### Material supplied
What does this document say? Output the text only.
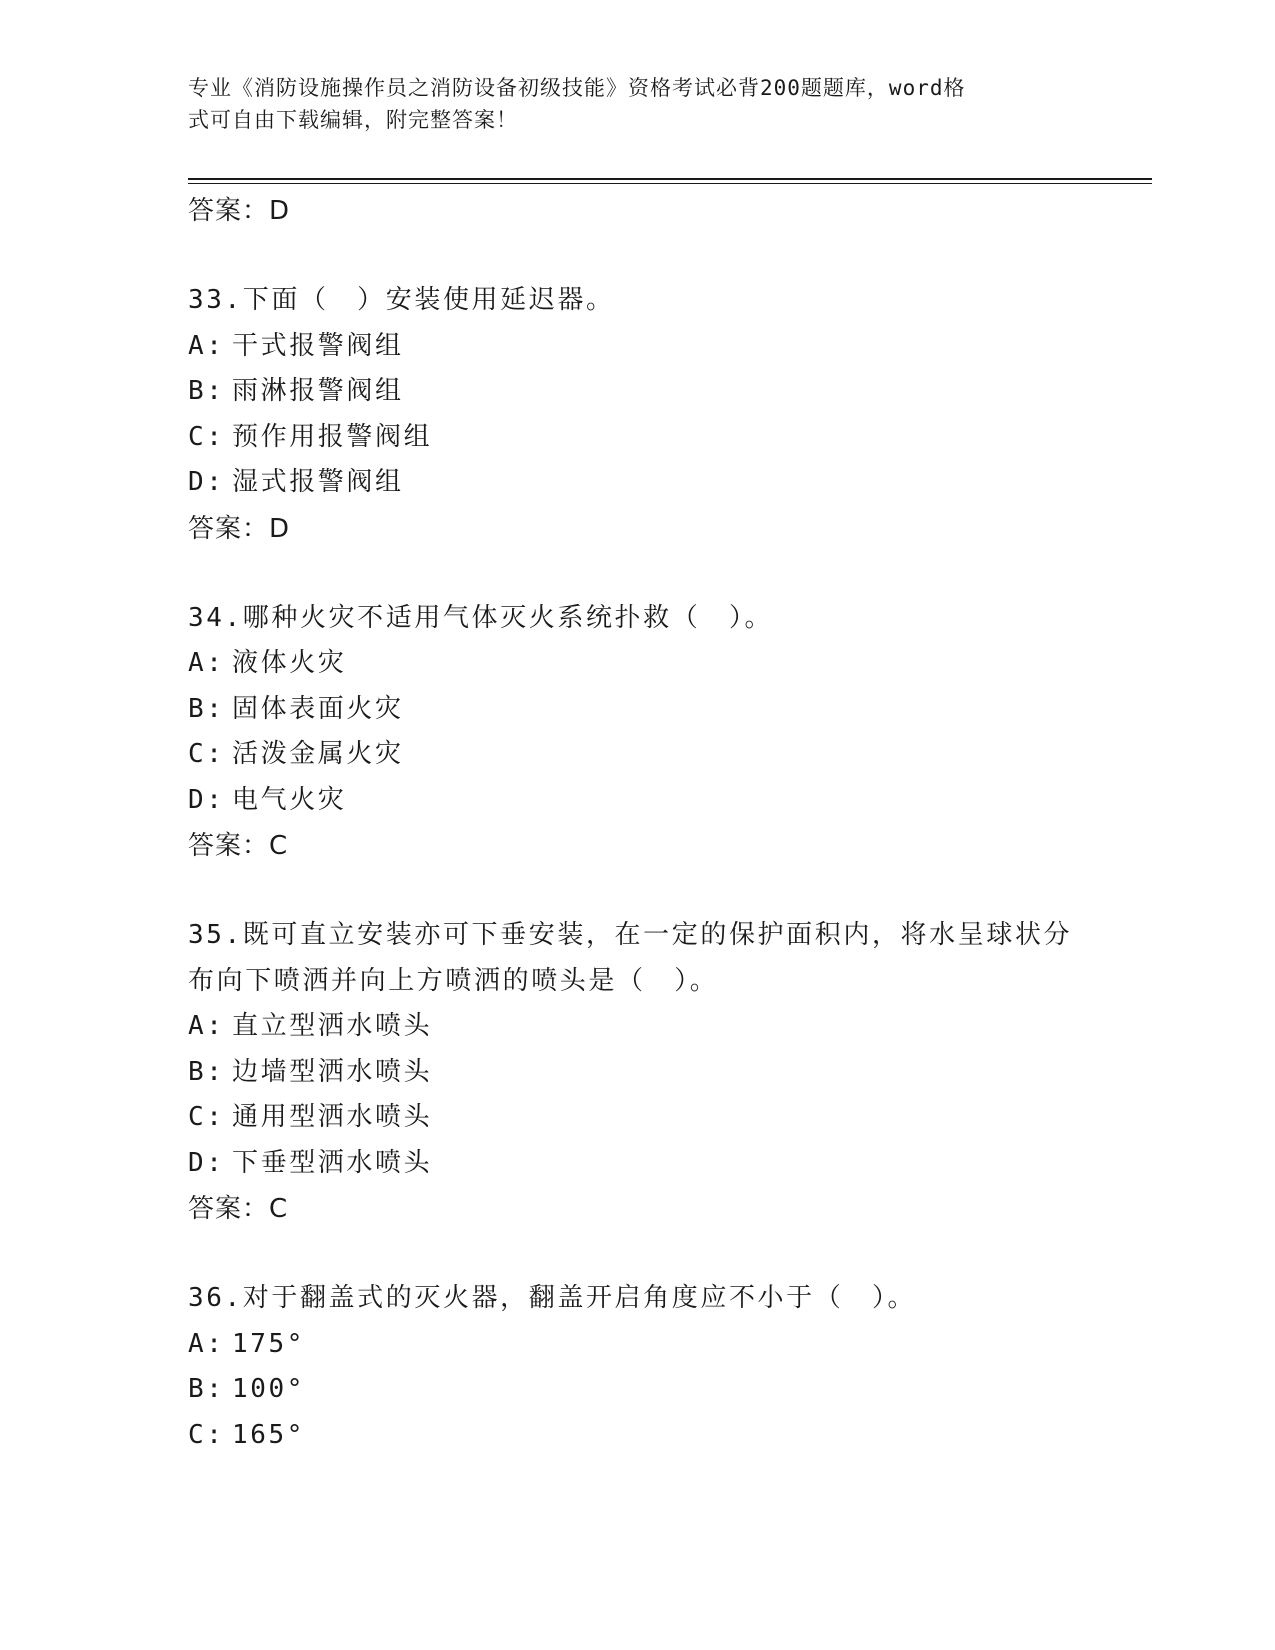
专业《消防设施操作员之消防设备初级技能》资格考试必背200题题库，word格
式可自由下载编辑，附完整答案！
答案：D
33.下面（　）安装使用延迟器。
A: 干式报警阀组
B: 雨淋报警阀组
C: 预作用报警阀组
D: 湿式报警阀组
答案：D
34.哪种火灾不适用气体灭火系统扑救（　）。
A: 液体火灾
B: 固体表面火灾
C: 活泼金属火灾
D: 电气火灾
答案：C
35.既可直立安装亦可下垂安装，在一定的保护面积内，将水呈球状分
布向下喷洒并向上方喷洒的喷头是（　）。
A: 直立型洒水喷头
B: 边墙型洒水喷头
C: 通用型洒水喷头
D: 下垂型洒水喷头
答案：C
36.对于翻盖式的灭火器，翻盖开启角度应不小于（　）。
A: 175°
B: 100°
C: 165°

### Description of the task
Copy out all the records exactly, excluding pictures.

### Response below
What does this document say? Output the text only.
专业《消防设施操作员之消防设备初级技能》资格考试必背200题题库，word格
式可自由下载编辑，附完整答案！
答案：D
33.下面（　）安装使用延迟器。
A: 干式报警阀组
B: 雨淋报警阀组
C: 预作用报警阀组
D: 湿式报警阀组
答案：D
34.哪种火灾不适用气体灭火系统扑救（　）。
A: 液体火灾
B: 固体表面火灾
C: 活泼金属火灾
D: 电气火灾
答案：C
35.既可直立安装亦可下垂安装，在一定的保护面积内，将水呈球状分
布向下喷洒并向上方喷洒的喷头是（　）。
A: 直立型洒水喷头
B: 边墙型洒水喷头
C: 通用型洒水喷头
D: 下垂型洒水喷头
答案：C
36.对于翻盖式的灭火器，翻盖开启角度应不小于（　）。
A: 175°
B: 100°
C: 165°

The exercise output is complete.